Exercise prompt: Write out the material again exactly, please, and omit the pictures.

Data to process:
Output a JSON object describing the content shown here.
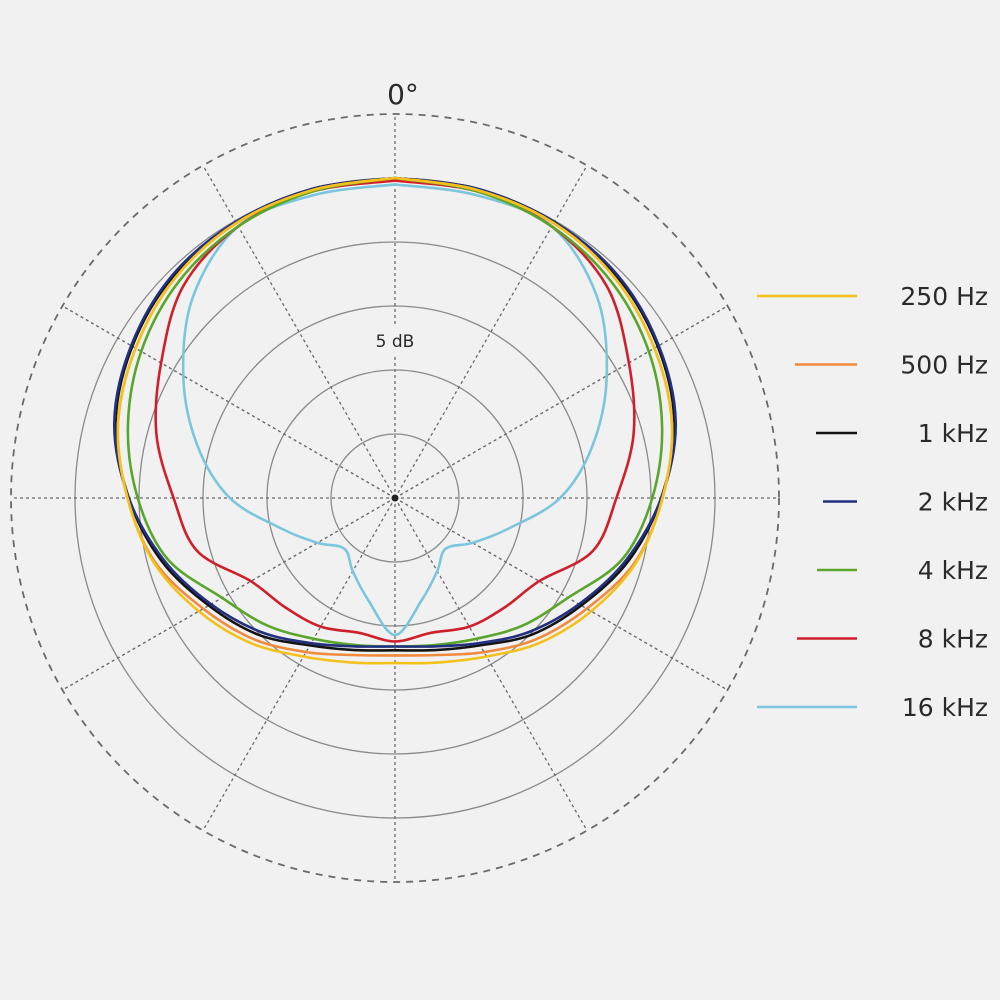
{
  "chart_data": {
    "type": "polar-line",
    "top_angle_label": "0°",
    "ring_label": "5 dB",
    "radial_range_db": [
      -25,
      5
    ],
    "ring_step_db": 5,
    "spoke_step_deg": 30,
    "grid": true,
    "legend_position": "right",
    "symmetric": true,
    "angles_deg": [
      0,
      15,
      30,
      45,
      60,
      75,
      90,
      105,
      120,
      135,
      150,
      165,
      180
    ],
    "series": [
      {
        "name": "250 Hz",
        "color": "#f2c21b",
        "db": [
          0,
          -0.1,
          -0.2,
          -0.7,
          -1.6,
          -2.6,
          -4.1,
          -5.5,
          -7.3,
          -9.0,
          -10.7,
          -11.7,
          -12.1
        ]
      },
      {
        "name": "500 Hz",
        "color": "#ef8a3e",
        "db": [
          0,
          -0.1,
          -0.2,
          -0.7,
          -1.6,
          -2.6,
          -4.1,
          -5.6,
          -7.7,
          -9.4,
          -11.1,
          -12.3,
          -12.7
        ]
      },
      {
        "name": "1 kHz",
        "color": "#141414",
        "db": [
          0,
          0,
          -0.2,
          -0.5,
          -1.3,
          -2.4,
          -4.2,
          -6.1,
          -8.2,
          -9.9,
          -11.7,
          -12.7,
          -13.1
        ]
      },
      {
        "name": "2 kHz",
        "color": "#22307f",
        "db": [
          0,
          0,
          -0.1,
          -0.4,
          -1.2,
          -2.3,
          -4.2,
          -6.3,
          -8.4,
          -10.2,
          -11.9,
          -13.0,
          -13.4
        ]
      },
      {
        "name": "4 kHz",
        "color": "#5aa62c",
        "db": [
          0,
          -0.2,
          -0.5,
          -1.1,
          -2.1,
          -3.4,
          -4.9,
          -6.6,
          -9.4,
          -10.9,
          -12.3,
          -13.1,
          -13.4
        ]
      },
      {
        "name": "8 kHz",
        "color": "#cf1f2b",
        "db": [
          -0.2,
          -0.2,
          -0.5,
          -1.6,
          -3.9,
          -5.7,
          -7.7,
          -9.0,
          -12.0,
          -12.9,
          -13.4,
          -14.1,
          -13.8
        ]
      },
      {
        "name": "16 kHz",
        "color": "#7cc6dd",
        "db": [
          -0.5,
          -0.5,
          -0.5,
          -2.7,
          -5.9,
          -9.0,
          -12.1,
          -15.8,
          -18.0,
          -19.4,
          -18.4,
          -16.8,
          -14.3
        ]
      }
    ]
  }
}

Finished exercise:
Output a JSON object describing the content shown here.
{
  "chart_data": {
    "type": "polar-line",
    "top_angle_label": "0°",
    "ring_label": "5 dB",
    "radial_range_db": [
      -25,
      5
    ],
    "ring_step_db": 5,
    "spoke_step_deg": 30,
    "grid": true,
    "legend_position": "right",
    "symmetric": true,
    "angles_deg": [
      0,
      15,
      30,
      45,
      60,
      75,
      90,
      105,
      120,
      135,
      150,
      165,
      180
    ],
    "series": [
      {
        "name": "250 Hz",
        "color": "#f2c21b",
        "db": [
          0,
          -0.1,
          -0.2,
          -0.7,
          -1.6,
          -2.6,
          -4.1,
          -5.5,
          -7.3,
          -9.0,
          -10.7,
          -11.7,
          -12.1
        ]
      },
      {
        "name": "500 Hz",
        "color": "#ef8a3e",
        "db": [
          0,
          -0.1,
          -0.2,
          -0.7,
          -1.6,
          -2.6,
          -4.1,
          -5.6,
          -7.7,
          -9.4,
          -11.1,
          -12.3,
          -12.7
        ]
      },
      {
        "name": "1 kHz",
        "color": "#141414",
        "db": [
          0,
          0,
          -0.2,
          -0.5,
          -1.3,
          -2.4,
          -4.2,
          -6.1,
          -8.2,
          -9.9,
          -11.7,
          -12.7,
          -13.1
        ]
      },
      {
        "name": "2 kHz",
        "color": "#22307f",
        "db": [
          0,
          0,
          -0.1,
          -0.4,
          -1.2,
          -2.3,
          -4.2,
          -6.3,
          -8.4,
          -10.2,
          -11.9,
          -13.0,
          -13.4
        ]
      },
      {
        "name": "4 kHz",
        "color": "#5aa62c",
        "db": [
          0,
          -0.2,
          -0.5,
          -1.1,
          -2.1,
          -3.4,
          -4.9,
          -6.6,
          -9.4,
          -10.9,
          -12.3,
          -13.1,
          -13.4
        ]
      },
      {
        "name": "8 kHz",
        "color": "#cf1f2b",
        "db": [
          -0.2,
          -0.2,
          -0.5,
          -1.6,
          -3.9,
          -5.7,
          -7.7,
          -9.0,
          -12.0,
          -12.9,
          -13.4,
          -14.1,
          -13.8
        ]
      },
      {
        "name": "16 kHz",
        "color": "#7cc6dd",
        "db": [
          -0.5,
          -0.5,
          -0.5,
          -2.7,
          -5.9,
          -9.0,
          -12.1,
          -15.8,
          -18.0,
          -19.4,
          -18.4,
          -16.8,
          -14.3
        ]
      }
    ]
  }
}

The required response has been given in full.